WHAT IS EXPECTED: Everything in the data should be repeated exactly, save for the images.

DATASET:
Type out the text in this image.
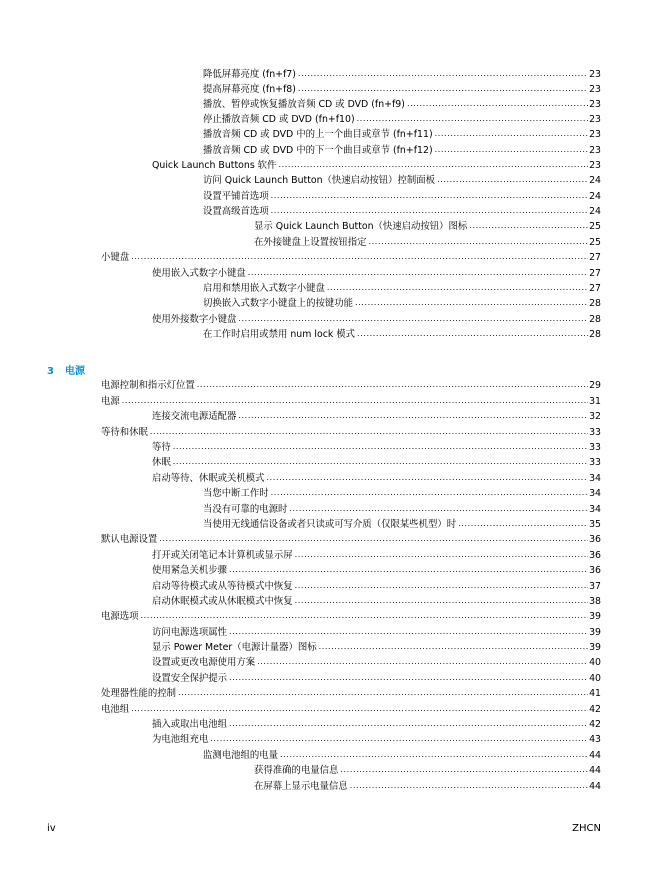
降低屏幕亮度 (fn+f7) .....	23
提高屏幕亮度 (fn+f8) .....	23
播放、暂停或恢复播放音频 CD 或 DVD (fn+f9) .....	23
停止播放音频 CD 或 DVD (fn+f10) .....	23
播放音频 CD 或 DVD 中的上一个曲目或章节 (fn+f11) .....	23
播放音频 CD 或 DVD 中的下一个曲目或章节 (fn+f12) .....	23
Quick Launch Buttons 软件 .....	23
访问 Quick Launch Button（快速启动按钮）控制面板 .....	24
设置平铺首选项 .....	24
设置高级首选项 .....	24
显示 Quick Launch Button（快速启动按钮）图标 .....	25
在外接键盘上设置按钮指定 .....	25
小键盘 .....	27
使用嵌入式数字小键盘 .....	27
启用和禁用嵌入式数字小键盘 .....	27
切换嵌入式数字小键盘上的按键功能 .....	28
使用外接数字小键盘 .....	28
在工作时启用或禁用 num lock 模式 .....	28
3 电源
电源控制和指示灯位置 .....	29
电源 .....	31
连接交流电源适配器 .....	32
等待和休眠 .....	33
等待 .....	33
休眠 .....	33
启动等待、休眠或关机模式 .....	34
当您中断工作时 .....	34
当没有可靠的电源时 .....	34
当使用无线通信设备或者只读或可写介质（仅限某些机型）时 .....	35
默认电源设置 .....	36
打开或关闭笔记本计算机或显示屏 .....	36
使用紧急关机步骤 .....	36
启动等待模式或从等待模式中恢复 .....	37
启动休眠模式或从休眠模式中恢复 .....	38
电源选项 .....	39
访问电源选项属性 .....	39
显示 Power Meter（电源计量器）图标 .....	39
设置或更改电源使用方案 .....	40
设置安全保护提示 .....	40
处理器性能的控制 .....	41
电池组 .....	42
插入或取出电池组 .....	42
为电池组充电 .....	43
监测电池组的电量 .....	44
获得准确的电量信息 .....	44
在屏幕上显示电量信息 .....	44
iv	ZHCN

EXERCISE ANSWER:
Type out the text in this image.
降低屏幕亮度 (fn+f7) .....	23
提高屏幕亮度 (fn+f8) .....	23
播放、暂停或恢复播放音频 CD 或 DVD (fn+f9) .....	23
停止播放音频 CD 或 DVD (fn+f10) .....	23
播放音频 CD 或 DVD 中的上一个曲目或章节 (fn+f11) .....	23
播放音频 CD 或 DVD 中的下一个曲目或章节 (fn+f12) .....	23
Quick Launch Buttons 软件 .....	23
访问 Quick Launch Button（快速启动按钮）控制面板 .....	24
设置平铺首选项 .....	24
设置高级首选项 .....	24
显示 Quick Launch Button（快速启动按钮）图标 .....	25
在外接键盘上设置按钮指定 .....	25
小键盘 .....	27
使用嵌入式数字小键盘 .....	27
启用和禁用嵌入式数字小键盘 .....	27
切换嵌入式数字小键盘上的按键功能 .....	28
使用外接数字小键盘 .....	28
在工作时启用或禁用 num lock 模式 .....	28
3 电源
电源控制和指示灯位置 .....	29
电源 .....	31
连接交流电源适配器 .....	32
等待和休眠 .....	33
等待 .....	33
休眠 .....	33
启动等待、休眠或关机模式 .....	34
当您中断工作时 .....	34
当没有可靠的电源时 .....	34
当使用无线通信设备或者只读或可写介质（仅限某些机型）时 .....	35
默认电源设置 .....	36
打开或关闭笔记本计算机或显示屏 .....	36
使用紧急关机步骤 .....	36
启动等待模式或从等待模式中恢复 .....	37
启动休眠模式或从休眠模式中恢复 .....	38
电源选项 .....	39
访问电源选项属性 .....	39
显示 Power Meter（电源计量器）图标 .....	39
设置或更改电源使用方案 .....	40
设置安全保护提示 .....	40
处理器性能的控制 .....	41
电池组 .....	42
插入或取出电池组 .....	42
为电池组充电 .....	43
监测电池组的电量 .....	44
获得准确的电量信息 .....	44
在屏幕上显示电量信息 .....	44
iv	ZHCN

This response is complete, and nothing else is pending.